EXERCISE OBJECTIVE:
Every line below should be copied exactly; drop the pictures.

EXTRACTED DATA:
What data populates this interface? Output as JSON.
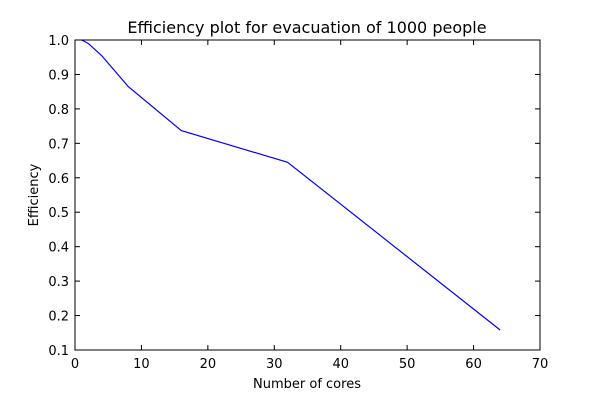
{
  "chart_data": {
    "type": "line",
    "title": "Efficiency plot for evacuation of 1000 people",
    "xlabel": "Number of cores",
    "ylabel": "Efficiency",
    "xlim": [
      0,
      70
    ],
    "ylim": [
      0.1,
      1.0
    ],
    "xticks": [
      "0",
      "10",
      "20",
      "30",
      "40",
      "50",
      "60",
      "70"
    ],
    "yticks": [
      "0.1",
      "0.2",
      "0.3",
      "0.4",
      "0.5",
      "0.6",
      "0.7",
      "0.8",
      "0.9",
      "1.0"
    ],
    "grid": false,
    "series": [
      {
        "color": "#0000ff",
        "x": [
          1,
          2,
          4,
          8,
          16,
          32,
          64
        ],
        "y": [
          1.0,
          0.99,
          0.955,
          0.865,
          0.737,
          0.645,
          0.158
        ]
      }
    ]
  }
}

SOLUTION TO THE PROBLEM:
What data populates this interface? Output as JSON.
{
  "chart_data": {
    "type": "line",
    "title": "Efficiency plot for evacuation of 1000 people",
    "xlabel": "Number of cores",
    "ylabel": "Efficiency",
    "xlim": [
      0,
      70
    ],
    "ylim": [
      0.1,
      1.0
    ],
    "xticks": [
      "0",
      "10",
      "20",
      "30",
      "40",
      "50",
      "60",
      "70"
    ],
    "yticks": [
      "0.1",
      "0.2",
      "0.3",
      "0.4",
      "0.5",
      "0.6",
      "0.7",
      "0.8",
      "0.9",
      "1.0"
    ],
    "grid": false,
    "series": [
      {
        "color": "#0000ff",
        "x": [
          1,
          2,
          4,
          8,
          16,
          32,
          64
        ],
        "y": [
          1.0,
          0.99,
          0.955,
          0.865,
          0.737,
          0.645,
          0.158
        ]
      }
    ]
  }
}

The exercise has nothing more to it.